An attractively good-natured top player on the women’s side, Ons Jabeur (who was upset in the second round), has been vocal on social media in expressing political support for the people of Gaza, with no mention of just why they find themselves in the horror through which they are living. It is disappointing to see such a nice person take a party line, but no one would think of restraining her right to express it. The Australian Open banned both Israeli and Palestinian flags from the grandstands, arguably a dubious case of play-it-safe moral equivalence, but, again, within its rights as a private organization.

But would not these indications of the West’s attitudes — freedom of questionable speech and then security precautions suggestive of fragility in the spine — be cues to reporters on the scene to consider the consequence of Hamas terrorism? It is not a matter of mixing sports and politics — never a very good idea — but simply of noting what’s going on at a sports event.

It may be of some interest that the Israel Tennis & Education Centers, maintained by one of the largest, if not the largest, social service agency in Israel, are working overtime to keep children busy with sports and classes in whatever subjects teachers are available during wartime. It is the kind of thing civilized nations do, with whatever means they have. They do not go searching for kids to kill, after turning their own kids into killers. ITCE is an organization created to help poor kids get a break. In a time of crisis, why should it not be news during one of the major tennis events on the calendar?

Israel is a civilized nation under the kind of assault that sooner or later will reach other civilized nations if they do not remain vigilant; this is simply a fact. The matches at the Australian Open will be terrific, and that is all to the good.

- DATA SHOWN
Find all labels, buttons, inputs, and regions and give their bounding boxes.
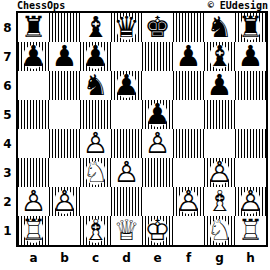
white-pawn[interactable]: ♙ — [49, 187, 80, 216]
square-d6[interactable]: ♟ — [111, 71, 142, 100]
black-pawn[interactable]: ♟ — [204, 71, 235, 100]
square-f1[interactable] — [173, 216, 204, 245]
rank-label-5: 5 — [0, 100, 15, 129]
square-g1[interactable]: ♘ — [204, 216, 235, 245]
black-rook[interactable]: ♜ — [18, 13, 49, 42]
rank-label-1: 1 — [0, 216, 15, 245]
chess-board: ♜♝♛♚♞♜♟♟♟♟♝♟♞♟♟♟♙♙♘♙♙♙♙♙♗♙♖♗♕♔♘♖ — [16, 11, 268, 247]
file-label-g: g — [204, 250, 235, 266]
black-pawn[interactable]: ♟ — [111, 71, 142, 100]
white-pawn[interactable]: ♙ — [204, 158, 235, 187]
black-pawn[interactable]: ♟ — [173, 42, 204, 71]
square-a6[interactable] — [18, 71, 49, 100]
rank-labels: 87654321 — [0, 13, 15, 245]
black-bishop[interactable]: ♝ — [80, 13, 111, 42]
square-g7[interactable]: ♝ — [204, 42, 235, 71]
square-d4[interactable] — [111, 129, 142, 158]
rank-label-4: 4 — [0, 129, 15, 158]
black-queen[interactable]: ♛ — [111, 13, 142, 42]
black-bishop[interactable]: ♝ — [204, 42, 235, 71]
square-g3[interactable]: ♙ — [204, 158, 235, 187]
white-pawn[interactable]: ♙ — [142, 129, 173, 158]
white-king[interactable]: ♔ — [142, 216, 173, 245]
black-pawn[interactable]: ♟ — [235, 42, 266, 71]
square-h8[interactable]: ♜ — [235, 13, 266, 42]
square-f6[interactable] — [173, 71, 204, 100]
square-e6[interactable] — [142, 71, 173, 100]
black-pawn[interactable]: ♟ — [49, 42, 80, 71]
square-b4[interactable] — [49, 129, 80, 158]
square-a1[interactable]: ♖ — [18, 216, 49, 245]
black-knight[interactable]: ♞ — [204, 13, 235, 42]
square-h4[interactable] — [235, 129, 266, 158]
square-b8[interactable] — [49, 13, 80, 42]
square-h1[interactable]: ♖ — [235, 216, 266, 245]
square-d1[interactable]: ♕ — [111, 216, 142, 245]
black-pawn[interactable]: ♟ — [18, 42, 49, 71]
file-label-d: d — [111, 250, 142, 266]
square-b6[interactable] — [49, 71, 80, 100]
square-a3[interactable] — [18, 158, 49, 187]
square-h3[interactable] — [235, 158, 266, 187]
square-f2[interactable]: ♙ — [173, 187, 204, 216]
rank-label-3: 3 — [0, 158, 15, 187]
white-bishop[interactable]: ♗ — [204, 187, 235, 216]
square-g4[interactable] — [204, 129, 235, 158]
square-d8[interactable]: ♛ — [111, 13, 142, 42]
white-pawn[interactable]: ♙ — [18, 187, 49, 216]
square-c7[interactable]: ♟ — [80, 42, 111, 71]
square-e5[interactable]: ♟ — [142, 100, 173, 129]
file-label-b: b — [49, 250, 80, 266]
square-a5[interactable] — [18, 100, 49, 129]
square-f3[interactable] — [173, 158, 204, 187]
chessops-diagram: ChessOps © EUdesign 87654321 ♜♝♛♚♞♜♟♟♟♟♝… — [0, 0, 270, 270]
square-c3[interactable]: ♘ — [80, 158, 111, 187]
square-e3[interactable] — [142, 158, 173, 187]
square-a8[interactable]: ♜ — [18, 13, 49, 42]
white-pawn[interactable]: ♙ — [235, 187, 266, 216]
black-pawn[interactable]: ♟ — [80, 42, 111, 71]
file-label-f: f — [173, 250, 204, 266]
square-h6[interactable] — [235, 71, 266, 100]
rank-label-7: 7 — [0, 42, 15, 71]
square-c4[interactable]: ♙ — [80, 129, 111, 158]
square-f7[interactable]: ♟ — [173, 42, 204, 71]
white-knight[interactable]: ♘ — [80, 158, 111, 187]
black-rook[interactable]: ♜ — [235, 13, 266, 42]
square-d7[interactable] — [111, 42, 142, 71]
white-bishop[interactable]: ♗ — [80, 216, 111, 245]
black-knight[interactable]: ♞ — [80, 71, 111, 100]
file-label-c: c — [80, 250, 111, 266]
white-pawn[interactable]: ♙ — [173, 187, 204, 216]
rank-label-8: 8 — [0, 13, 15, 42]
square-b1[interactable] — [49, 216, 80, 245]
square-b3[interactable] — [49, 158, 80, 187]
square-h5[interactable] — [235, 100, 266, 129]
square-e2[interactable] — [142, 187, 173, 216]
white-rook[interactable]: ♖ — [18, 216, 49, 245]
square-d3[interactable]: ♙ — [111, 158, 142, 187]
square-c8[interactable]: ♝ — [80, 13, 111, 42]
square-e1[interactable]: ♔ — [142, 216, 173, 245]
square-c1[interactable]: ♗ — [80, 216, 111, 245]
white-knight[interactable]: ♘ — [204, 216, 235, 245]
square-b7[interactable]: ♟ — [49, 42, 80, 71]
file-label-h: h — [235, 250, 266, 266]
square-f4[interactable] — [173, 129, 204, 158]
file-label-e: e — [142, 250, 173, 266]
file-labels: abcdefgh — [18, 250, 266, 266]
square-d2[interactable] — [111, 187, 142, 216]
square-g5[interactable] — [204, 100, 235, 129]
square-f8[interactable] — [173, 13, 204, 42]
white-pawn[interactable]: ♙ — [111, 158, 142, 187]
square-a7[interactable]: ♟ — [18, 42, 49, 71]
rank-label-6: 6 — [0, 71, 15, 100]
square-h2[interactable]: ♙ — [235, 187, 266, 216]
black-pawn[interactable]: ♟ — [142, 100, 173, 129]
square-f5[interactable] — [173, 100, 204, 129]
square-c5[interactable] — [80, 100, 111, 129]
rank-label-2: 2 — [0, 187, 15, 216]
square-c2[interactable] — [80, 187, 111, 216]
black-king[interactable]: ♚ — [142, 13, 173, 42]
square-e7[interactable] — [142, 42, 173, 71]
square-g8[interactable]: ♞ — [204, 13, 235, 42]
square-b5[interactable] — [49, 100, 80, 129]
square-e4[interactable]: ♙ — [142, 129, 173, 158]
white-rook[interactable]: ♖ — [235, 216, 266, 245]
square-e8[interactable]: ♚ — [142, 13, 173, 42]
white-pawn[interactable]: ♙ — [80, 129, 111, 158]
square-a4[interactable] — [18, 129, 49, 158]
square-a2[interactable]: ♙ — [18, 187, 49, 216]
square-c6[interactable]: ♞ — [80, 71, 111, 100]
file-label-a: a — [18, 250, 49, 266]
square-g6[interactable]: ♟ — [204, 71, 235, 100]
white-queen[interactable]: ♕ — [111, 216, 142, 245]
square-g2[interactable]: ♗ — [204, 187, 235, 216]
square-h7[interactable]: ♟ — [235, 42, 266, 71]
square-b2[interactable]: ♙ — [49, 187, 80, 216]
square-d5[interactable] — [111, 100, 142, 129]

---

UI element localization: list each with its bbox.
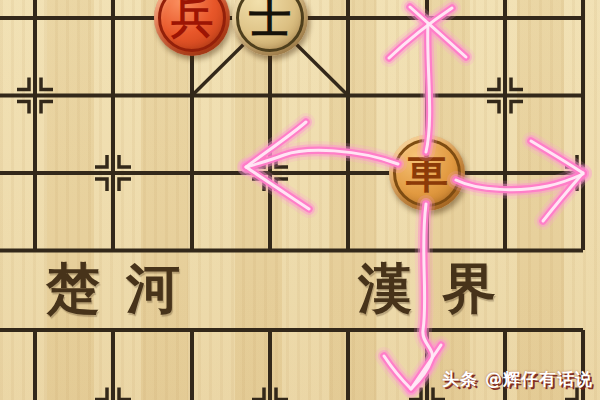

- TO DO
1. Please condense the paragraph of the Australian Open text that begins "It may be of some interest" into a short bulleted list that keeps its main facts.
2. Extract the entries from the line containing "Find all labels, buttons, inputs, and" down to the line containing "rank-label-1: 1 — [0, 216, 15, 245]", with both of those lines included. Leave the picture out of your answer.
The text and the entries are unrelated to each other.

- RESPONSES TO THE TASKS
1.
- The Israel Tennis & Education Centers are maintained by one of the largest social service agencies in Israel, possibly the largest.
- During wartime, they are working overtime to keep children busy with sports and with classes in whatever subjects teachers are available to teach.
- This is presented as the kind of thing civilized nations do with whatever means they have, unlike those who go searching for children to kill after turning their own children into killers.
- The organization was created to help poor kids get a break.
- The paragraph asks why this should not be news during one of the major tennis events on the calendar.

2.
Find all labels, buttons, inputs, and regions and give their bounding boxes.
white-pawn[interactable]: ♙ — [49, 187, 80, 216]
square-d6[interactable]: ♟ — [111, 71, 142, 100]
black-pawn[interactable]: ♟ — [204, 71, 235, 100]
square-f1[interactable] — [173, 216, 204, 245]
rank-label-5: 5 — [0, 100, 15, 129]
square-g1[interactable]: ♘ — [204, 216, 235, 245]
black-rook[interactable]: ♜ — [18, 13, 49, 42]
rank-label-1: 1 — [0, 216, 15, 245]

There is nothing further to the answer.